━━━ Extrait du texte

Confrontés à la submersion des marchés agricoles européens par le blé ukrainien, certains agriculteurs ne parviennent plus à vendre leur production sur les marchés. Les prix chutent. Face à la situation, cinq pays européens ont décidé d’interdire les importations de céréales ukrainiennes. Soutien aux agriculteurs européens ou soutien à l’Ukraine : l’UE est confrontée à un dilemme.

En avril dernier, la Pologne, la Roumanie, la Hongrie, la Slovaquie et la Bulgarie ont interdit tour à tour les importations de céréales ukrainiennes sur leur sol. Depuis un an, leurs marchés régionaux se sont retrouvés submergés par les afflux de céréales ukrainiennes. Les prix ont chuté, menaçant directement la viabilité économique des agriculteurs européens. 

En effet, en mai 2022, l’Union européenne avait mis en place des corridors de solidarité dans son espace économique pour permettre les exportations de céréales ukrainiennes, le temps qu’un accord soit trouvé entre l’Ukraine et la Russie. En un an, 29 millions de tonnes de céréales ont donc transité par le sol de l’UE. Elles devaient ensuite être vendues sur les marchés internationaux et prendre la direction des pays émergents qui sont, en majorité, importateurs nets.

Cette décision, saluée dans un premier temps, suscite aujourd’hui la réticence de certains pays européens. En effet, l’Union européenne et plus particulièrement les pays d’Europe de l’Est ont vu leurs marchés régionaux saturés par les céréales ukrainiennes. L’assouplissement des règles relatives aux produits en provenance d’Ukraine met aujourd’hui à mal la stabilité des prix sur le marché alimentaire européen, notamment soutenue par la décision de l’UE de suspendre les droits de douane sur l’entrée des denrées alimentaires ukrainiennes dans l’espace communautaire. Les prix des céréales dans un pays membre sont d’autant plus impactés que ce pays est proche de l’Ukraine. L’assouplissement des conditions d’importation des céréales ukrainiennes sur les marchés européens est d’autant plus critique que le secteur agricole subit de plein fouet la forte hausse des prix de l’énergie (GNR) et des engrais chimiques. Cette crise agricole géostratégique se superpose à des crises structurelles profondes d’un secteur agricole européen en difficulté. Baisse des rendements et hausse des coûts, les exploitations agricoles deviennent des gouffres financiers. L’agriculture européenne survit grâce aux subventions. Et cette nouvelle crise pourrait bien renforcer cette dynamique.

━━━━━━

Consignes =>
**1.** Recopiez l'extrait sur les céréales ukrainiennes entre « Confrontés à la » et « à un dilemme. », inclus, en rebaptisant « dilemme » en « choix difficile ».
**2.** Rédigez la suite de l'extrait sur les céréales ukrainiennes, en partant de sa dernière phrase.
Les lignes fournies ensuite constituent un matériau indépendant de l'extrait sur les céréales ukrainiennes.

━━━ Lignes fournies

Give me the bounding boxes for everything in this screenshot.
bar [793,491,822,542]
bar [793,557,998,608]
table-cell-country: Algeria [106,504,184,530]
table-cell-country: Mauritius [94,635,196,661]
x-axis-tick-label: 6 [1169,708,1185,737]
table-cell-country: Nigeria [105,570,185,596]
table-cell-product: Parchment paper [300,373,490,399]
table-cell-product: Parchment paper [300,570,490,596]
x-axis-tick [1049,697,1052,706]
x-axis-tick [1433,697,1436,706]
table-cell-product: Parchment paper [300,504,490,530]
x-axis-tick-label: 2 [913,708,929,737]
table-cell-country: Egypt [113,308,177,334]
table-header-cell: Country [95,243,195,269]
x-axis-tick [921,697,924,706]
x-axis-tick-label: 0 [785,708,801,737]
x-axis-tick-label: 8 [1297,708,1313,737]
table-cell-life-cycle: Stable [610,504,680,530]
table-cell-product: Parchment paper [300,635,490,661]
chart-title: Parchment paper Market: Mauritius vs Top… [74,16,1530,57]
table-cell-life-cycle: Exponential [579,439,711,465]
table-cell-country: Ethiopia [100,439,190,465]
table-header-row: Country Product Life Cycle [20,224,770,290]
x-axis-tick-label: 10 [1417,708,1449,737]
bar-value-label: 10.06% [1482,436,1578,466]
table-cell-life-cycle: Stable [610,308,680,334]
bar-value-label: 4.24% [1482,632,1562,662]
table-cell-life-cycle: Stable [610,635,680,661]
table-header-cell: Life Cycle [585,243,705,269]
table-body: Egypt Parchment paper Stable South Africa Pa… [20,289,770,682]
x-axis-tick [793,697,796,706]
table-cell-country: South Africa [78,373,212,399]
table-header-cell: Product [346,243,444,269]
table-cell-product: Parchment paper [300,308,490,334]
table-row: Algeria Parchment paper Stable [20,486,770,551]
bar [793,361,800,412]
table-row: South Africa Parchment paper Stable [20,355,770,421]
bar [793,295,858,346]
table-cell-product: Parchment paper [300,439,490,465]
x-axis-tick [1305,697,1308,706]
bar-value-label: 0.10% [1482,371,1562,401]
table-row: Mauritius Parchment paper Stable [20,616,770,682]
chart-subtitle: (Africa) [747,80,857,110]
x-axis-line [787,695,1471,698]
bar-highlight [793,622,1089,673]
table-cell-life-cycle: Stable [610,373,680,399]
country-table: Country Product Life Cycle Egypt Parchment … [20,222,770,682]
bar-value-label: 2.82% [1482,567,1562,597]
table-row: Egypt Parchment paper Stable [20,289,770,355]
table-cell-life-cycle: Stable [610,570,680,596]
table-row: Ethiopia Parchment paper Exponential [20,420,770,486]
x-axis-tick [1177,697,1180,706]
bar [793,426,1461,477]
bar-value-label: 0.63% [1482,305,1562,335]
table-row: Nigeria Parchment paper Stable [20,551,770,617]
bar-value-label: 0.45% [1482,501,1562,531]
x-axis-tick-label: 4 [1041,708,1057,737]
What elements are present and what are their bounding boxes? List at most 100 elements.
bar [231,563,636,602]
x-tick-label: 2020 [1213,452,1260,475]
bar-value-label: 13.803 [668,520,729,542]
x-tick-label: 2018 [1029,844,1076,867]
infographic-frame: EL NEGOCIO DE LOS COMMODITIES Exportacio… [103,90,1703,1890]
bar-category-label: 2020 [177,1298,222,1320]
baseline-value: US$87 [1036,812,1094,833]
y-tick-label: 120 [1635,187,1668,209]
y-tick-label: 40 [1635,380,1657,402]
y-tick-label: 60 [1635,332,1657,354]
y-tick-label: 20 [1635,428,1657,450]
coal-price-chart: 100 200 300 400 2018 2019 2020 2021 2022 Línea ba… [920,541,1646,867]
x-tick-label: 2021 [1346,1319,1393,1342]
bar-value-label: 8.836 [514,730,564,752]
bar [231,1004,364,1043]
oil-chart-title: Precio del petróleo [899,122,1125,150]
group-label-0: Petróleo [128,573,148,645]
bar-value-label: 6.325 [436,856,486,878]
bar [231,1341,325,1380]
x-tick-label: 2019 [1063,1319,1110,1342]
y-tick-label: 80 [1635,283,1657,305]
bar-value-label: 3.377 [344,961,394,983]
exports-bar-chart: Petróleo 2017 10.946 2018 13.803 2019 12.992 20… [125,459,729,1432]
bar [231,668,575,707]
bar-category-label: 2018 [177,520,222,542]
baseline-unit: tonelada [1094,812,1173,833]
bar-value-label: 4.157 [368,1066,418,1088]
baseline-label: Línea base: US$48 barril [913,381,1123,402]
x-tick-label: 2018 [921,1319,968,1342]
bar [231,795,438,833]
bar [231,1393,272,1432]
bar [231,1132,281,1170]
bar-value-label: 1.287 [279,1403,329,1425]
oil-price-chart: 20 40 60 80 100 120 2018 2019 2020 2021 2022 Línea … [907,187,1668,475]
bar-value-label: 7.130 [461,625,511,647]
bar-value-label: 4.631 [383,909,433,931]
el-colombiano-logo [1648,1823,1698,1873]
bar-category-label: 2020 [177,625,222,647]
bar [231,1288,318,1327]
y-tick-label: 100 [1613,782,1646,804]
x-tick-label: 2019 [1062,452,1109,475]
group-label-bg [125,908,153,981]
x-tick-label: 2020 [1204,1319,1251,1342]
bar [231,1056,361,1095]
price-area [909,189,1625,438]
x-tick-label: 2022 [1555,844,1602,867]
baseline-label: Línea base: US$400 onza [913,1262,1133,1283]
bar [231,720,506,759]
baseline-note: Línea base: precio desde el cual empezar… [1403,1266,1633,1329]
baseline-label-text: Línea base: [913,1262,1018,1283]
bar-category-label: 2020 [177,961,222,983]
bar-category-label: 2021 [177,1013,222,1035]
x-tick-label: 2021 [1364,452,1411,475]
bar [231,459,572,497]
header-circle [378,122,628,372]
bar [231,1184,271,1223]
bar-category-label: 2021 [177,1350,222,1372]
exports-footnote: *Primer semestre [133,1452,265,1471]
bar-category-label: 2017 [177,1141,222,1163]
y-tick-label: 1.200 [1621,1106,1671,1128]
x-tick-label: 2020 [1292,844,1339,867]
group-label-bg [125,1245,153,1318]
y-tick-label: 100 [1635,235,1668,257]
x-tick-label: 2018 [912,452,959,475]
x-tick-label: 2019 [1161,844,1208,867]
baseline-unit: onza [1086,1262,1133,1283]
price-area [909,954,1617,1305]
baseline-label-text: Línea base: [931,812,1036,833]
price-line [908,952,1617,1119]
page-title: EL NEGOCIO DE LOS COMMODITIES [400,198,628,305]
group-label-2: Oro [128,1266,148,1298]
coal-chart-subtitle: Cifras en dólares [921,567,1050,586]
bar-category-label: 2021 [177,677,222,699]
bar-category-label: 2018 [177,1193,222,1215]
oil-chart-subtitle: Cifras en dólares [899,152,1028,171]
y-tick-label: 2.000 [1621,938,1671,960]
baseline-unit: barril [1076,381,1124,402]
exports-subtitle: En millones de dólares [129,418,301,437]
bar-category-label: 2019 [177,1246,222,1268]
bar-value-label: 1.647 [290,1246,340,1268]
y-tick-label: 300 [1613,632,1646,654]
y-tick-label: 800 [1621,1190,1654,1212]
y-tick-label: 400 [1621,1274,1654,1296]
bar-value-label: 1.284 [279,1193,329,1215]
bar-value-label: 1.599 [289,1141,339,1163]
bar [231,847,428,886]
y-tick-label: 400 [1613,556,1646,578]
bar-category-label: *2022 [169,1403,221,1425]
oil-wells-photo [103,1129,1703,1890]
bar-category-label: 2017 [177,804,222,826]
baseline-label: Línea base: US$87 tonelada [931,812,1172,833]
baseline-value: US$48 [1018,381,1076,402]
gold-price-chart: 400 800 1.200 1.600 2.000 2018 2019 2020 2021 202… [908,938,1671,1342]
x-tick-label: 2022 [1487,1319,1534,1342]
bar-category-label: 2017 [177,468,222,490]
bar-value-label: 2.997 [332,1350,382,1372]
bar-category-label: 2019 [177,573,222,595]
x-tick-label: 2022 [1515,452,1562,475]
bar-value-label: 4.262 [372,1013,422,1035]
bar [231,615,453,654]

━━━━━━

Sorties attendues =>
**1.**
Confrontés à la submersion des marchés agricoles européens par le blé ukrainien, certains agriculteurs ne parviennent plus à vendre leur production sur les marchés. Les prix chutent. Face à la situation, cinq pays européens ont décidé d’interdire les importations de céréales ukrainiennes. Soutien aux agriculteurs européens ou soutien à l’Ukraine : l’UE est confrontée à un choix difficile.

**2.**
Les pays européens sont donc tiraillés entre le soutien à l’Ukraine et la défense de leurs intérêts nationaux. Les choix politiques peuvent diverger selon les pays car les secteurs agricoles nationaux ne sont pas affectés de la même manière. Union ou divergence politique ? Les conséquences agricoles de la guerre en Ukraine invitent les pays européens à repenser leur position stratégique dans le cadre du conflit.  

L’Ukraine, un pays vital par ses exports alimentaires

La Russie et l’Ukraine jouent un rôle de premier plan dans le commerce mondial de matières premières agricoles (blé, orge, maïs, graines de tournesol, huile et tourteaux de tournesol). En 2021, les deux pays représentaient plus de 27 % du commerce mondial pour le blé et l’orge, 14 % pour le maïs, et plus de 70 % pour les graines, huile et tourteaux de tournesol.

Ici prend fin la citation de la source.